---- Input records
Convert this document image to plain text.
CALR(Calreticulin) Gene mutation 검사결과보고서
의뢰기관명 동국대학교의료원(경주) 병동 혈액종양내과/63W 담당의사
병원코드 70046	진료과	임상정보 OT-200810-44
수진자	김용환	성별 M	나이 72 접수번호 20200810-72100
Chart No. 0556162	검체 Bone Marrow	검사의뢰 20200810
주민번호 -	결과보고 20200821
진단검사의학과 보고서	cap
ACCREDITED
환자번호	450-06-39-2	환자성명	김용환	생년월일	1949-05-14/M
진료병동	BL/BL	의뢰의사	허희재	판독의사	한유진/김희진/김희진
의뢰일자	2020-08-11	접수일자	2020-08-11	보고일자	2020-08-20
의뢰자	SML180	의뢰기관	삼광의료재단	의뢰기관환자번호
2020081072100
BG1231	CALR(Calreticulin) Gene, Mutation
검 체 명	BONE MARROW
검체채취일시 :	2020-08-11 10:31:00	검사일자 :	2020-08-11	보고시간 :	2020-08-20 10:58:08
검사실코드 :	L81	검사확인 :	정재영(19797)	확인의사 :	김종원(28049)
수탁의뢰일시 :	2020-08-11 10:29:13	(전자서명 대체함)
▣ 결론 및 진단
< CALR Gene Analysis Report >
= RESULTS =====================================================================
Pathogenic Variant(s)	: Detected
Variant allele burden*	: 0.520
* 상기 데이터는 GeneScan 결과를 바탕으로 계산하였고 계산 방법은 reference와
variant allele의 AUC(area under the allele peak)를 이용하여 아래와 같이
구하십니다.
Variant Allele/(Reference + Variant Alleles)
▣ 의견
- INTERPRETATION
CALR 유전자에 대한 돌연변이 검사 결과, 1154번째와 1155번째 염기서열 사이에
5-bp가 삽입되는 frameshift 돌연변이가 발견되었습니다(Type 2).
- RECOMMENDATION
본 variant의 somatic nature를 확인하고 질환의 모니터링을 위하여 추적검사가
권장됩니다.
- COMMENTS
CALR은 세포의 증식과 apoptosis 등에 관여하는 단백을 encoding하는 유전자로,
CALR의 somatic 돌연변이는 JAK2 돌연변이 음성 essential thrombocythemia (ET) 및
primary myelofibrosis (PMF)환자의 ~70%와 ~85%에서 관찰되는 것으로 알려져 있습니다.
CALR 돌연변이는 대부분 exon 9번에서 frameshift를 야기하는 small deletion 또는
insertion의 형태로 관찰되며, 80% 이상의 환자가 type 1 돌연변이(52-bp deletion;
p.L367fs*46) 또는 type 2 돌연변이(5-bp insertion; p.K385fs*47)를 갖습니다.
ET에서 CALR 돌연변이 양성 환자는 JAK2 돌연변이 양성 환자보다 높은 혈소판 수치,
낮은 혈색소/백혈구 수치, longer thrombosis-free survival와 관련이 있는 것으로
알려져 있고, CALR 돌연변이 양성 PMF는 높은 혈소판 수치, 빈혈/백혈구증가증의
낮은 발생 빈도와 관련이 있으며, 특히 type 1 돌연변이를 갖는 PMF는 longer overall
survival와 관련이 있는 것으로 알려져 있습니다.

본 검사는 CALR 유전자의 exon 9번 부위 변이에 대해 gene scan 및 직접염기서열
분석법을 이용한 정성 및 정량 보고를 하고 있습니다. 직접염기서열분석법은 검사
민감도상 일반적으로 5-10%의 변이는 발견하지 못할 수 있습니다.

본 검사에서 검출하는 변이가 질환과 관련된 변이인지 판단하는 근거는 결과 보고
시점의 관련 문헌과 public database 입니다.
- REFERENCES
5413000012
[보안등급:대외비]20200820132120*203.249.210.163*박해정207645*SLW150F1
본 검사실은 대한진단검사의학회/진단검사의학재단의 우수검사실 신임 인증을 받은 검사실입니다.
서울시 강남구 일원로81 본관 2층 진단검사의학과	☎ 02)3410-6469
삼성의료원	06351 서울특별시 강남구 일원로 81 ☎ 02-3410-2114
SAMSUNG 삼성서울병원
--------
The entries above are to be output exactly as they appear.

Convert this document image to plain text.
CALR(Calreticulin) Gene mutation 검사결과보고서
의뢰기관명 동국대학교의료원(경주) 병동 혈액종양내과/63W 담당의사
병원코드 70046	진료과	임상정보 OT-200810-44
수진자	김용환	성별 M	나이 72 접수번호 20200810-72100
Chart No. 0556162	검체 Bone Marrow	검사의뢰 20200810
주민번호 -	결과보고 20200821
진단검사의학과 보고서	cap
ACCREDITED
환자번호	450-06-39-2	환자성명	김용환	생년월일	1949-05-14/M
진료병동	BL/BL	의뢰의사	허희재	판독의사	한유진/김희진/김희진
의뢰일자	2020-08-11	접수일자	2020-08-11	보고일자	2020-08-20
의뢰자	SML180	의뢰기관	삼광의료재단	의뢰기관환자번호
2020081072100
BG1231	CALR(Calreticulin) Gene, Mutation
검 체 명	BONE MARROW
검체채취일시 :	2020-08-11 10:31:00	검사일자 :	2020-08-11	보고시간 :	2020-08-20 10:58:08
검사실코드 :	L81	검사확인 :	정재영(19797)	확인의사 :	김종원(28049)
수탁의뢰일시 :	2020-08-11 10:29:13	(전자서명 대체함)
▣ 결론 및 진단
< CALR Gene Analysis Report >
= RESULTS =====================================================================
Pathogenic Variant(s)	: Detected
Variant allele burden*	: 0.520
* 상기 데이터는 GeneScan 결과를 바탕으로 계산하였고 계산 방법은 reference와
variant allele의 AUC(area under the allele peak)를 이용하여 아래와 같이
구하십니다.
Variant Allele/(Reference + Variant Alleles)
▣ 의견
- INTERPRETATION
CALR 유전자에 대한 돌연변이 검사 결과, 1154번째와 1155번째 염기서열 사이에
5-bp가 삽입되는 frameshift 돌연변이가 발견되었습니다(Type 2).
- RECOMMENDATION
본 variant의 somatic nature를 확인하고 질환의 모니터링을 위하여 추적검사가
권장됩니다.
- COMMENTS
CALR은 세포의 증식과 apoptosis 등에 관여하는 단백을 encoding하는 유전자로,
CALR의 somatic 돌연변이는 JAK2 돌연변이 음성 essential thrombocythemia (ET) 및
primary myelofibrosis (PMF)환자의 ~70%와 ~85%에서 관찰되는 것으로 알려져 있습니다.
CALR 돌연변이는 대부분 exon 9번에서 frameshift를 야기하는 small deletion 또는
insertion의 형태로 관찰되며, 80% 이상의 환자가 type 1 돌연변이(52-bp deletion;
p.L367fs*46) 또는 type 2 돌연변이(5-bp insertion; p.K385fs*47)를 갖습니다.
ET에서 CALR 돌연변이 양성 환자는 JAK2 돌연변이 양성 환자보다 높은 혈소판 수치,
낮은 혈색소/백혈구 수치, longer thrombosis-free survival와 관련이 있는 것으로
알려져 있고, CALR 돌연변이 양성 PMF는 높은 혈소판 수치, 빈혈/백혈구증가증의
낮은 발생 빈도와 관련이 있으며, 특히 type 1 돌연변이를 갖는 PMF는 longer overall
survival와 관련이 있는 것으로 알려져 있습니다.

본 검사는 CALR 유전자의 exon 9번 부위 변이에 대해 gene scan 및 직접염기서열
분석법을 이용한 정성 및 정량 보고를 하고 있습니다. 직접염기서열분석법은 검사
민감도상 일반적으로 5-10%의 변이는 발견하지 못할 수 있습니다.

본 검사에서 검출하는 변이가 질환과 관련된 변이인지 판단하는 근거는 결과 보고
시점의 관련 문헌과 public database 입니다.
- REFERENCES
5413000012
[보안등급:대외비]20200820132120*203.249.210.163*박해정207645*SLW150F1
본 검사실은 대한진단검사의학회/진단검사의학재단의 우수검사실 신임 인증을 받은 검사실입니다.
서울시 강남구 일원로81 본관 2층 진단검사의학과	☎ 02)3410-6469
삼성의료원	06351 서울특별시 강남구 일원로 81 ☎ 02-3410-2114
SAMSUNG 삼성서울병원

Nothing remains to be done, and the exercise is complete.